▼▼▼
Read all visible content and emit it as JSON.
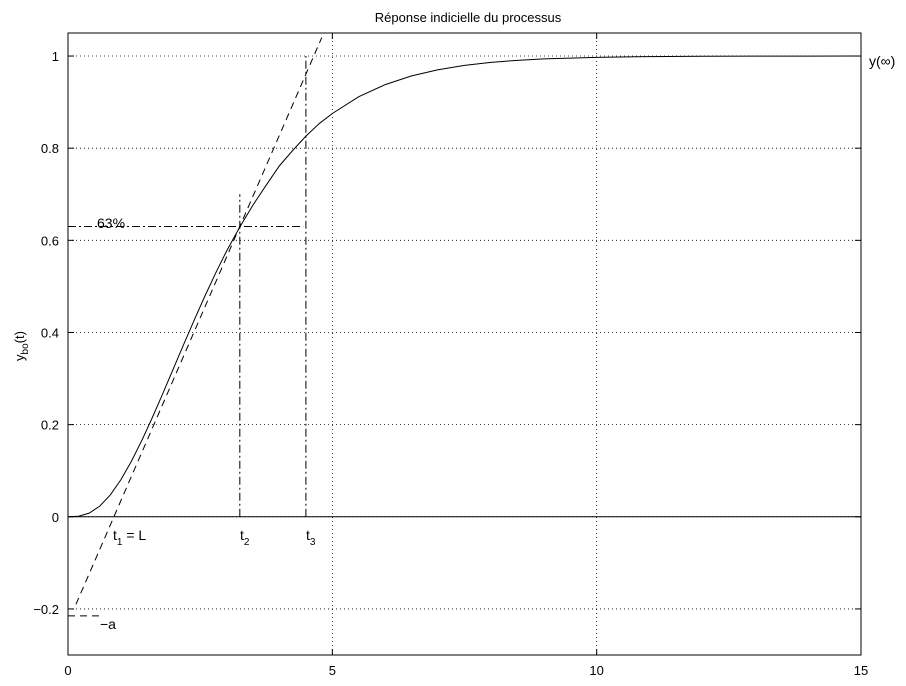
{
  "chart_data": {
    "type": "line",
    "title": "Réponse indicielle du processus",
    "xlabel": "",
    "ylabel": "y",
    "ylabel_sub": "bo",
    "ylabel_suffix": "(t)",
    "xlim": [
      0,
      15
    ],
    "ylim": [
      -0.3,
      1.05
    ],
    "grid": true,
    "x_ticks": [
      0,
      5,
      10,
      15
    ],
    "x_tick_labels": [
      "0",
      "5",
      "10",
      "15"
    ],
    "y_ticks": [
      -0.2,
      0,
      0.2,
      0.4,
      0.6,
      0.8,
      1
    ],
    "y_tick_labels": [
      "−0.2",
      "0",
      "0.2",
      "0.4",
      "0.6",
      "0.8",
      "1"
    ],
    "series": [
      {
        "style": "solid",
        "x": [
          0,
          0.2,
          0.4,
          0.6,
          0.8,
          1.0,
          1.2,
          1.4,
          1.6,
          1.8,
          2.0,
          2.2,
          2.4,
          2.6,
          2.8,
          3.0,
          3.25,
          3.5,
          3.75,
          4.0,
          4.25,
          4.5,
          4.75,
          5.0,
          5.5,
          6.0,
          6.5,
          7.0,
          7.5,
          8.0,
          8.5,
          9.0,
          10.0,
          11.0,
          12.0,
          13.0,
          14.0,
          15.0
        ],
        "y": [
          0.0,
          0.0011,
          0.0079,
          0.0231,
          0.0474,
          0.0803,
          0.1205,
          0.1665,
          0.2166,
          0.2694,
          0.3233,
          0.3773,
          0.4303,
          0.4816,
          0.5305,
          0.5768,
          0.6289,
          0.6767,
          0.72,
          0.7619,
          0.795,
          0.8262,
          0.8532,
          0.8753,
          0.9118,
          0.938,
          0.957,
          0.9703,
          0.9797,
          0.9862,
          0.9907,
          0.9938,
          0.9972,
          0.9988,
          0.9995,
          0.9998,
          0.9999,
          1.0
        ]
      },
      {
        "style": "dashed",
        "x": [
          0.15,
          4.8
        ],
        "y": [
          -0.19,
          1.04
        ]
      }
    ],
    "reference_lines": [
      {
        "style": "solid",
        "orientation": "horizontal",
        "y": 0,
        "x_range": [
          0,
          15
        ]
      },
      {
        "style": "dashdot",
        "orientation": "horizontal",
        "y": 0.63,
        "x_range": [
          0,
          4.45
        ]
      },
      {
        "style": "dashdot",
        "orientation": "vertical",
        "x": 3.25,
        "y_range": [
          0,
          0.7
        ]
      },
      {
        "style": "dashdot",
        "orientation": "vertical",
        "x": 4.5,
        "y_range": [
          0,
          1
        ]
      },
      {
        "style": "dashed",
        "orientation": "horizontal",
        "y": -0.215,
        "x_range": [
          0,
          0.6
        ]
      }
    ],
    "annotations": {
      "y_inf": "y(∞)",
      "pct63": "63%",
      "t1_main": "t",
      "t1_sub": "1",
      "t1_suffix": " = L",
      "t2_main": "t",
      "t2_sub": "2",
      "t3_main": "t",
      "t3_sub": "3",
      "a_label": "−a"
    }
  }
}
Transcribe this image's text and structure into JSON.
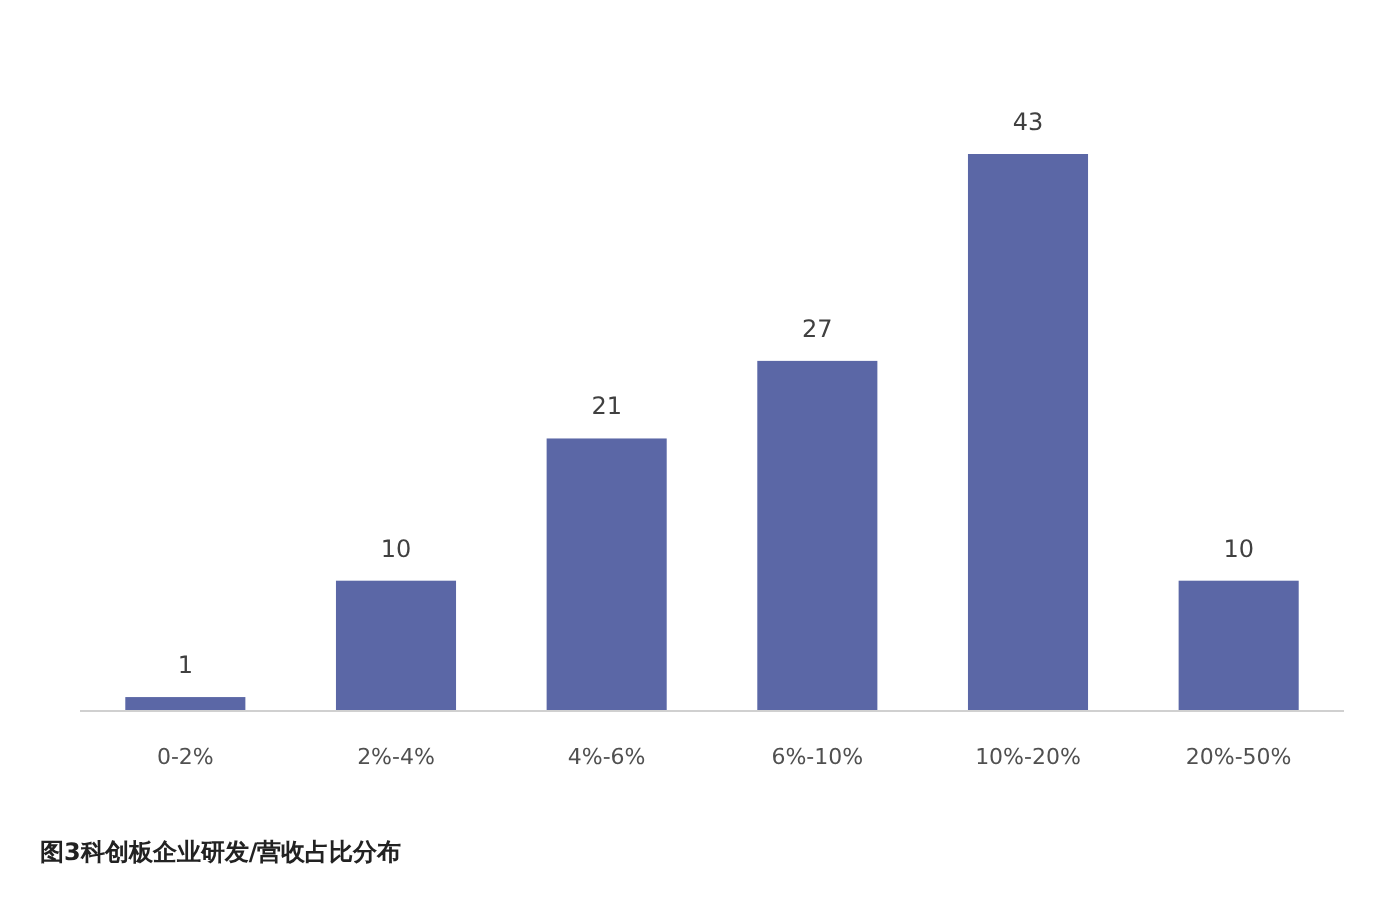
{
  "chart_data": {
    "type": "bar",
    "title": "图3科创板企业研发/营收占比分布",
    "categories": [
      "0-2%",
      "2%-4%",
      "4%-6%",
      "6%-10%",
      "10%-20%",
      "20%-50%"
    ],
    "values": [
      1,
      10,
      21,
      27,
      43,
      10
    ],
    "color": "#5b67a6",
    "data_labels": true
  }
}
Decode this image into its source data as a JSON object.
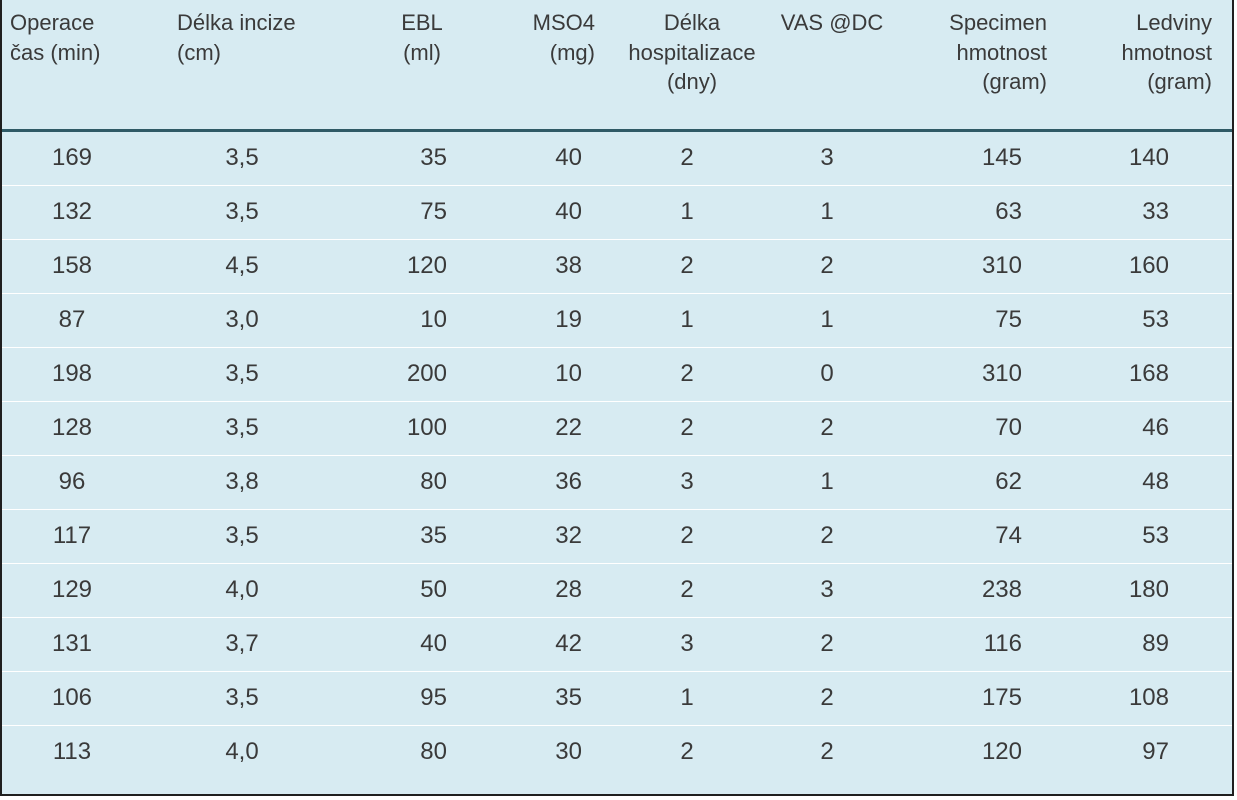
▲▲▲
**Your goal:**
Write out the records above exactly as they stand, leaving out every picture.

**Solved exercise:**
Read all visible content and emit it as JSON.
{
  "chart_data": {
    "type": "line",
    "title": "Réponse indicielle du processus",
    "xlabel": "",
    "ylabel": "y",
    "ylabel_sub": "bo",
    "ylabel_suffix": "(t)",
    "xlim": [
      0,
      15
    ],
    "ylim": [
      -0.3,
      1.05
    ],
    "grid": true,
    "x_ticks": [
      0,
      5,
      10,
      15
    ],
    "x_tick_labels": [
      "0",
      "5",
      "10",
      "15"
    ],
    "y_ticks": [
      -0.2,
      0,
      0.2,
      0.4,
      0.6,
      0.8,
      1
    ],
    "y_tick_labels": [
      "−0.2",
      "0",
      "0.2",
      "0.4",
      "0.6",
      "0.8",
      "1"
    ],
    "series": [
      {
        "style": "solid",
        "x": [
          0,
          0.2,
          0.4,
          0.6,
          0.8,
          1.0,
          1.2,
          1.4,
          1.6,
          1.8,
          2.0,
          2.2,
          2.4,
          2.6,
          2.8,
          3.0,
          3.25,
          3.5,
          3.75,
          4.0,
          4.25,
          4.5,
          4.75,
          5.0,
          5.5,
          6.0,
          6.5,
          7.0,
          7.5,
          8.0,
          8.5,
          9.0,
          10.0,
          11.0,
          12.0,
          13.0,
          14.0,
          15.0
        ],
        "y": [
          0.0,
          0.0011,
          0.0079,
          0.0231,
          0.0474,
          0.0803,
          0.1205,
          0.1665,
          0.2166,
          0.2694,
          0.3233,
          0.3773,
          0.4303,
          0.4816,
          0.5305,
          0.5768,
          0.6289,
          0.6767,
          0.72,
          0.7619,
          0.795,
          0.8262,
          0.8532,
          0.8753,
          0.9118,
          0.938,
          0.957,
          0.9703,
          0.9797,
          0.9862,
          0.9907,
          0.9938,
          0.9972,
          0.9988,
          0.9995,
          0.9998,
          0.9999,
          1.0
        ]
      },
      {
        "style": "dashed",
        "x": [
          0.15,
          4.8
        ],
        "y": [
          -0.19,
          1.04
        ]
      }
    ],
    "reference_lines": [
      {
        "style": "solid",
        "orientation": "horizontal",
        "y": 0,
        "x_range": [
          0,
          15
        ]
      },
      {
        "style": "dashdot",
        "orientation": "horizontal",
        "y": 0.63,
        "x_range": [
          0,
          4.45
        ]
      },
      {
        "style": "dashdot",
        "orientation": "vertical",
        "x": 3.25,
        "y_range": [
          0,
          0.7
        ]
      },
      {
        "style": "dashdot",
        "orientation": "vertical",
        "x": 4.5,
        "y_range": [
          0,
          1
        ]
      },
      {
        "style": "dashed",
        "orientation": "horizontal",
        "y": -0.215,
        "x_range": [
          0,
          0.6
        ]
      }
    ],
    "annotations": {
      "y_inf": "y(∞)",
      "pct63": "63%",
      "t1_main": "t",
      "t1_sub": "1",
      "t1_suffix": " = L",
      "t2_main": "t",
      "t2_sub": "2",
      "t3_main": "t",
      "t3_sub": "3",
      "a_label": "−a"
    }
  }
}
Transcribe this image's text and structure into JSON.
{
  "chart_data": {
    "type": "bar",
    "title": "图3科创板企业研发/营收占比分布",
    "categories": [
      "0-2%",
      "2%-4%",
      "4%-6%",
      "6%-10%",
      "10%-20%",
      "20%-50%"
    ],
    "values": [
      1,
      10,
      21,
      27,
      43,
      10
    ],
    "color": "#5b67a6",
    "data_labels": true
  }
}
Decode this image into its source data as a JSON object.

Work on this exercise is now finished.